◆ Text provided ◆
>> begin
From 79bd252d6e7650f2081d116a51b4baf634338648 Mon Sep 17 00:00:00 2001
From: Francisco Jerez <currojerez@riseup.net>
Date: Fri, 3 Jan 2020 16:12:23 -0800
Subject: [PATCH] intel/fs: Introduce barycentric layout lowering pass.

The goal is to represent barycentrics with the standard vector layout
during optimization and particularly SIMD lowering.  Instead of
emitting the barycentric layout conversions at NIR translation time,
do it later as a lowering pass.  For the moment this is only applied
to PI messages, but we'll give the same treatment to LINTERP
instructions too.

Reviewed-by: Kenneth Graunke <kenneth@whitecape.org>
---
 src/intel/compiler/brw_fs.cpp     | 67 +++++++++++++++++++++++++++++++
 src/intel/compiler/brw_fs.h       |  1 +
 src/intel/compiler/brw_fs_nir.cpp | 14 +++----
 3 files changed, 73 insertions(+), 9 deletions(-)

diff --git a/src/intel/compiler/brw_fs.cpp b/src/intel/compiler/brw_fs.cpp
index c801216fc19..f10df1dcbeb 100644
--- a/src/intel/compiler/brw_fs.cpp
+++ b/src/intel/compiler/brw_fs.cpp
@@ -6733,6 +6733,72 @@ fs_visitor::lower_simd_width()
    return progress;
 }
 
+/**
+ * Transform barycentric vectors into the interleaved form expected by the PLN
+ * instruction and returned by the Gen7+ PI shared function.
+ *
+ * For channels 0-15 in SIMD16 mode they are expected to be laid out as
+ * follows in the register file:
+ *
+ *    rN+0: X[0-7]
+ *    rN+1: Y[0-7]
+ *    rN+2: X[8-15]
+ *    rN+3: Y[8-15]
+ *
+ * There is no need to handle SIMD32 here -- This is expected to be run after
+ * SIMD lowering, since SIMD lowering relies on vectors having the standard
+ * component layout.
+ */
+bool
+fs_visitor::lower_barycentrics()
+{
+   const bool has_interleaved_layout = devinfo->has_pln || devinfo->gen >= 7;
+   bool progress = false;
+
+   if (stage != MESA_SHADER_FRAGMENT || !has_interleaved_layout)
+      return false;
+
+   foreach_block_and_inst_safe(block, fs_inst, inst, cfg) {
+      if (inst->exec_size < 16)
+         continue;
+
+      const fs_builder ibld(this, block, inst);
+      const fs_builder ubld = ibld.exec_all().group(8, 0);
+
+      switch (inst->opcode) {
+      case FS_OPCODE_INTERPOLATE_AT_SAMPLE:
+      case FS_OPCODE_INTERPOLATE_AT_SHARED_OFFSET:
+      case FS_OPCODE_INTERPOLATE_AT_PER_SLOT_OFFSET: {
+         assert(inst->exec_size == 16);
+         const fs_reg tmp = ibld.vgrf(inst->dst.type, 2);
+
+         for (unsigned i = 0; i < 2; i++) {
+            for (unsigned g = 0; g < inst->exec_size / 8; g++) {
+               fs_inst *mov = ibld.at(block, inst->next).group(8, g)
>> end
◆ What to work on ◆
[1] Please copy the barycentric lowering patch word for word, from "diff --git a/src/intel/compiler/brw_fs.cpp" to "-6733,6 +6733,72 @@ fs_visitor::lower_simd_width()".
[2] In the barycentric lowering patch, to which kind of message is the new pass applied for the moment?
[3] Extend the barycentric lowering patch onward from its final line.

◆ Element and region data ◆
>> begin
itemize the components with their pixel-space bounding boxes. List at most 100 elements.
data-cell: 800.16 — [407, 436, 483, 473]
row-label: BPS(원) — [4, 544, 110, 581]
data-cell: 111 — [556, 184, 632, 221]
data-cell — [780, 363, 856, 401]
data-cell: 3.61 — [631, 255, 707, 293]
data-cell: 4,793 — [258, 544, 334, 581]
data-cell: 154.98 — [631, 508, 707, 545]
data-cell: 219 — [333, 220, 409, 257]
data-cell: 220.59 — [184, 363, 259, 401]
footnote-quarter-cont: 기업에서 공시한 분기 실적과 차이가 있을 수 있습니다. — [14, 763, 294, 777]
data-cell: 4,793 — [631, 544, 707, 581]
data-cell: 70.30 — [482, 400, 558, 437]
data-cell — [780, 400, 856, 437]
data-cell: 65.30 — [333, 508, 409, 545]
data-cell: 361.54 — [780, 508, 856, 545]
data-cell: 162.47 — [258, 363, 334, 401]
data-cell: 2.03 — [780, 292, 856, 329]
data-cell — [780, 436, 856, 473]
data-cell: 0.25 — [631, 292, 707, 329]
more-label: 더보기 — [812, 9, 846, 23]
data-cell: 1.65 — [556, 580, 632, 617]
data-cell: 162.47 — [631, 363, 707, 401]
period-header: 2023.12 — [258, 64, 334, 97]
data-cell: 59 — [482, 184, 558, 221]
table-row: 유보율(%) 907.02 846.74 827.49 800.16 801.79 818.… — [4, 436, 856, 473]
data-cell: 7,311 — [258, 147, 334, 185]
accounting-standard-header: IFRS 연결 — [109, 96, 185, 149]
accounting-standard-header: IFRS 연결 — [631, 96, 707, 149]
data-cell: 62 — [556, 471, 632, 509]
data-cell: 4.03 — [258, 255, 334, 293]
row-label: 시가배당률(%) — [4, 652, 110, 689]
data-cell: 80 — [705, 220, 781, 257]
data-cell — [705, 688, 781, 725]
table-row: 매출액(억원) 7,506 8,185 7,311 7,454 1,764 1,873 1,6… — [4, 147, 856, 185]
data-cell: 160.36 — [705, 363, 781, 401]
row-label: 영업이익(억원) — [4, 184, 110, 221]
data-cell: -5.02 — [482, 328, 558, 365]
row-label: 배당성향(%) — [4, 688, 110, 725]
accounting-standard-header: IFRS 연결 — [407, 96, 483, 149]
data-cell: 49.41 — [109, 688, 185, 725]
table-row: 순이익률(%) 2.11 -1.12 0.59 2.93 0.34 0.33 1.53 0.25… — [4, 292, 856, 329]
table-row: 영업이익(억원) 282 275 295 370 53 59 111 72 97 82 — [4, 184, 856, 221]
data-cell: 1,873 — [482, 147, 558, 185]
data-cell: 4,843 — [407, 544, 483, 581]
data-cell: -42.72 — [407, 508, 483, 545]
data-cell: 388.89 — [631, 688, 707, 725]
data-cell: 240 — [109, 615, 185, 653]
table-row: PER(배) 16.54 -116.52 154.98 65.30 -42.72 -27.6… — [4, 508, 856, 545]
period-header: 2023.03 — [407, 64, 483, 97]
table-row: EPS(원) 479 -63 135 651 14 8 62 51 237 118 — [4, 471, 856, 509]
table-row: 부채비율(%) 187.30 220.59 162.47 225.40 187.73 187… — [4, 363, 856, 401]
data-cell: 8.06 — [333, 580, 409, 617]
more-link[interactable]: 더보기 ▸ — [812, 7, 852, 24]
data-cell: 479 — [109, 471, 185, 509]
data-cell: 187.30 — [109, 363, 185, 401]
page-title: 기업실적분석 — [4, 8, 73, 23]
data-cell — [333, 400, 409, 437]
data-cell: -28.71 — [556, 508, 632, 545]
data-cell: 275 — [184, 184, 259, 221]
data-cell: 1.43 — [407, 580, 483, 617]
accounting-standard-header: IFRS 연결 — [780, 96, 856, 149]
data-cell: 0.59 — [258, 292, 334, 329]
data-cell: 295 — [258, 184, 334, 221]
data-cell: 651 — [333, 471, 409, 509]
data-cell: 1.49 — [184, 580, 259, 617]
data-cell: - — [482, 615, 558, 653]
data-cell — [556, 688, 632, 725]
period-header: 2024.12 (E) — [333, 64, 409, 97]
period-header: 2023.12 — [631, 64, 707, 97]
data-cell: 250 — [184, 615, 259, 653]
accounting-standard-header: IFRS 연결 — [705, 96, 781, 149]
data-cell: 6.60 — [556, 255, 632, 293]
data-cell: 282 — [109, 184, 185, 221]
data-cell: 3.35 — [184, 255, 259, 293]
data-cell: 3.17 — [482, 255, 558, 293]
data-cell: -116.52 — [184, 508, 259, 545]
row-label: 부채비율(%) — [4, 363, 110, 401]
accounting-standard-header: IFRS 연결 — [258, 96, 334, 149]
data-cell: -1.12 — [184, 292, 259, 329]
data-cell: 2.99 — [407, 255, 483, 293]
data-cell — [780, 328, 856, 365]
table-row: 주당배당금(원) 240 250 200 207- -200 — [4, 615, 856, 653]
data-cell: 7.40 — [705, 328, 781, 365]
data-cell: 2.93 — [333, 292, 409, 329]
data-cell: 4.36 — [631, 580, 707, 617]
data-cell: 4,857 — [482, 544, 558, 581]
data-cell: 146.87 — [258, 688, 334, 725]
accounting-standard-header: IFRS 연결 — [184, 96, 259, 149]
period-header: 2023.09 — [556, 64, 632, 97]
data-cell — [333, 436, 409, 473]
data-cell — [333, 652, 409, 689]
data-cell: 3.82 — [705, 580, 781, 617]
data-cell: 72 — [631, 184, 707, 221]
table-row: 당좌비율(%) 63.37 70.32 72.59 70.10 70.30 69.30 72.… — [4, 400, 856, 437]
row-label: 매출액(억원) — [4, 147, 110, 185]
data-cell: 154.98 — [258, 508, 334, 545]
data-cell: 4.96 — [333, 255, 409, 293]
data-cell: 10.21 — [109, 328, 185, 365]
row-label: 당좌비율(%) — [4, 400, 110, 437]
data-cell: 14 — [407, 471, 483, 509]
>> end
◆ The replies ◆
[1]
diff --git a/src/intel/compiler/brw_fs.cpp b/src/intel/compiler/brw_fs.cpp
index c801216fc19..f10df1dcbeb 100644
--- a/src/intel/compiler/brw_fs.cpp
+++ b/src/intel/compiler/brw_fs.cpp
@@ -6733,6 +6733,72 @@ fs_visitor::lower_simd_width()

[2] PI messages

[3]
+                                  .MOV(horiz_offset(offset(inst->dst, ibld, i),
+                                                    8 * g),
+                                       offset(tmp, ubld, 2 * g + i));
+               mov->predicate = inst->predicate;
+               mov->predicate_inverse = inst->predicate_inverse;
+               mov->flag_subreg = inst->flag_subreg;
+            }
+         }
+
+         inst->dst = tmp;
+         progress = true;
+         break;
+      }
+      default:
+         break;
+      }
+   }
+
+   if (progress)
+      invalidate_live_intervals();
+
+   return progress;
+}
+
 void
 fs_visitor::dump_instructions()
 {
@@ -7252,6 +7318,7 @@ fs_visitor::optimize()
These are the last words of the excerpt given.